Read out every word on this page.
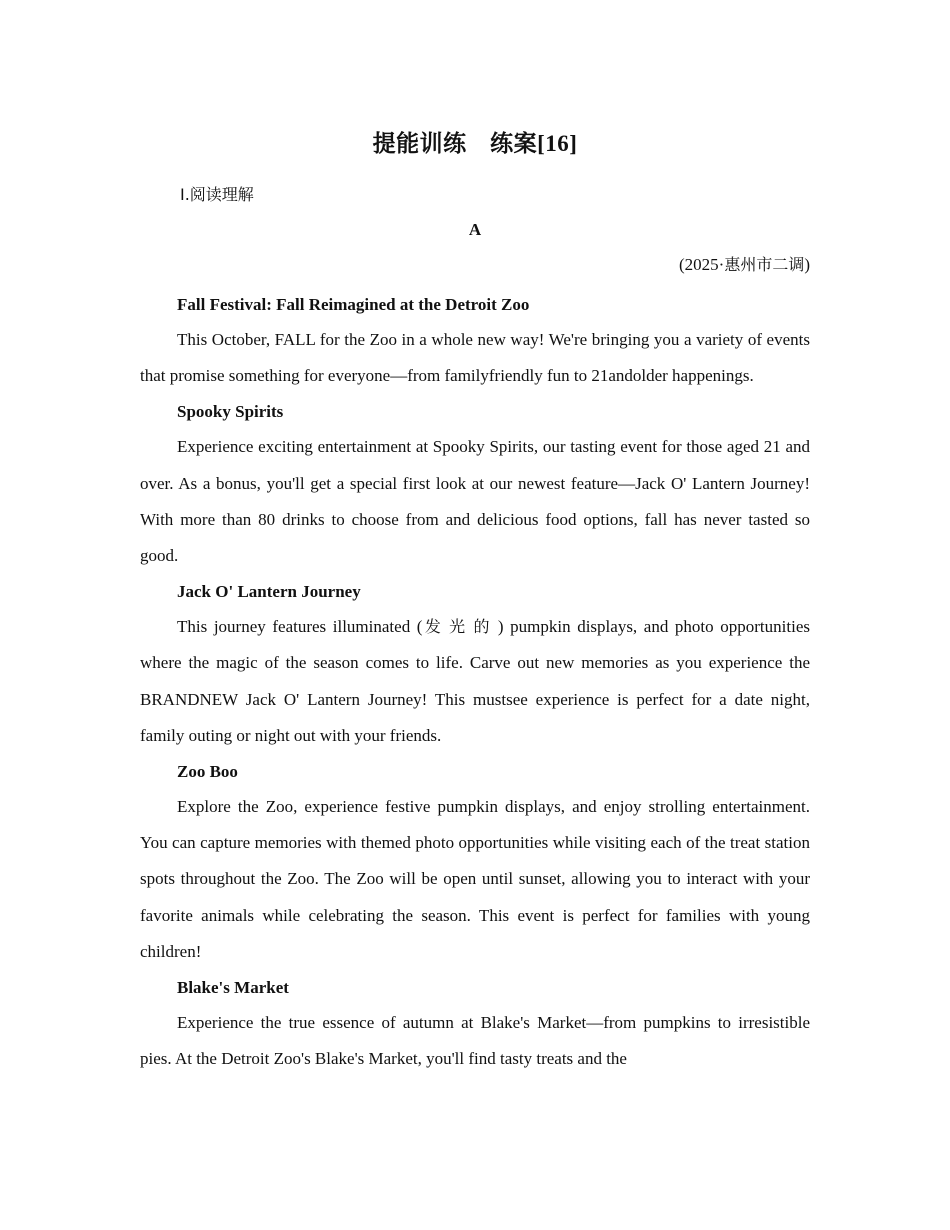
提能训练　练案[16]
Ⅰ.阅读理解
A
(2025·惠州市二调)

Fall Festival: Fall Reimagined at the Detroit Zoo

This October, FALL for the Zoo in a whole new way! We're bringing you a variety of events that promise something for everyone—from familyfriendly fun to 21andolder happenings.

Spooky Spirits

Experience exciting entertainment at Spooky Spirits, our tasting event for those aged 21 and over. As a bonus, you'll get a special first look at our newest feature—Jack O' Lantern Journey! With more than 80 drinks to choose from and delicious food options, fall has never tasted so good.

Jack O' Lantern Journey

This journey features illuminated (发光的) pumpkin displays, and photo opportunities where the magic of the season comes to life. Carve out new memories as you experience the BRANDNEW Jack O' Lantern Journey! This mustsee experience is perfect for a date night, family outing or night out with your friends.

Zoo Boo

Explore the Zoo, experience festive pumpkin displays, and enjoy strolling entertainment. You can capture memories with themed photo opportunities while visiting each of the treat station spots throughout the Zoo. The Zoo will be open until sunset, allowing you to interact with your favorite animals while celebrating the season. This event is perfect for families with young children!

Blake's Market

Experience the true essence of autumn at Blake's Market—from pumpkins to irresistible pies. At the Detroit Zoo's Blake's Market, you'll find tasty treats and the
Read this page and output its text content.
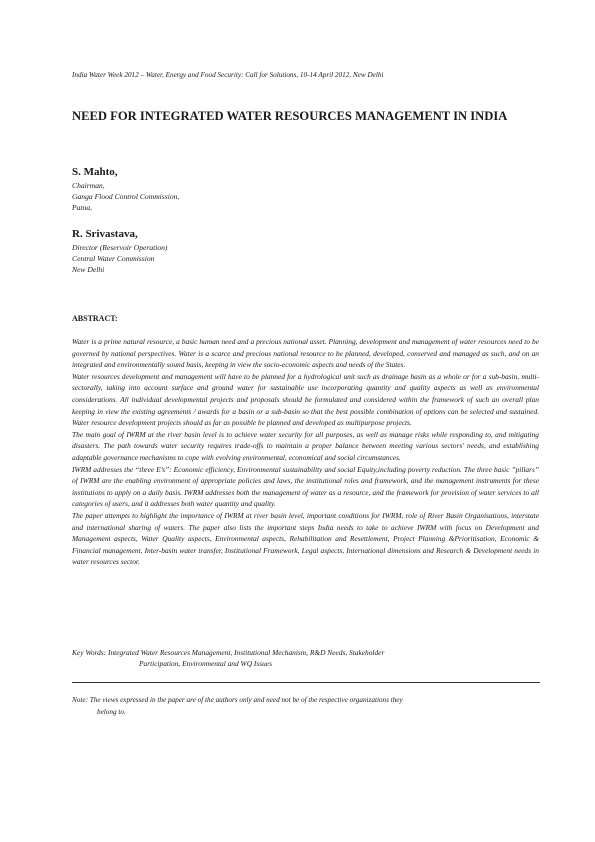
India Water Week 2012 – Water, Energy and Food Security: Call for Solutions, 10-14 April 2012, New Delhi
NEED FOR INTEGRATED WATER RESOURCES MANAGEMENT IN INDIA
S. Mahto,
Chairman,
Ganga Flood Control Commission,
Patna,
R. Srivastava,
Director (Reservoir Operation)
Central Water Commission
New Delhi
ABSTRACT:

Water is a prime natural resource, a basic human need and a precious national asset. Planning, development and management of water resources need to be governed by national perspectives. Water is a scarce and precious national resource to be planned, developed, conserved and managed as such, and on an integrated and environmentally sound basis, keeping in view the socio-economic aspects and needs of the States.

Water resources development and management will have to be planned for a hydrological unit such as drainage basin as a whole or for a sub-basin, multi-sectorally, taking into account surface and ground water for sustainable use incorporating quantity and quality aspects as well as environmental considerations. All individual developmental projects and proposals should be formulated and considered within the framework of such an overall plan keeping in view the existing agreements / awards for a basin or a sub-basin so that the best possible combination of options can be selected and sustained. Water resource development projects should as far as possible be planned and developed as multipurpose projects.

The main goal of IWRM at the river basin level is to achieve water security for all purposes, as well as manage risks while responding to, and mitigating disasters. The path towards water security requires trade-offs to maintain a proper balance between meeting various sectors' needs, and establishing adaptable governance mechanisms to cope with evolving environmental, economical and social circumstances.

IWRM addresses the “three E’s”: Economic efficiency, Environmental sustainability and social Equity,including poverty reduction. The three basic ”pillars” of IWRM are the enabling environment of appropriate policies and laws, the institutional roles and framework, and the management instruments for these institutions to apply on a daily basis. IWRM addresses both the management of water as a resource, and the framework for provision of water services to all categories of users, and it addresses both water quantity and quality.

The paper attempts to highlight the importance of IWRM at river basin level, important conditions for IWRM, role of River Basin Organisations, interstate and international sharing of waters. The paper also lists the important steps India needs to take to achieve IWRM with focus on Development and Management aspects, Water Quality aspects, Environmental aspects, Rehabilitation and Resettlement, Project Planning &Prioritisation, Economic & Financial management, Inter-basin water transfer, Institutional Framework, Legal aspects, International dimensions and Research & Development needs in water resources sector.

Key Words: Integrated Water Resources Management, Institutional Mechanism, R&D Needs, Stakeholder
Participation, Environmental and WQ Issues
Note: The views expressed in the paper are of the authors only and need not be of the respective organizations they
belong to.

────────────────

Work out how many lines above contain the word "Blake". Give only the number.

## Response to the task
2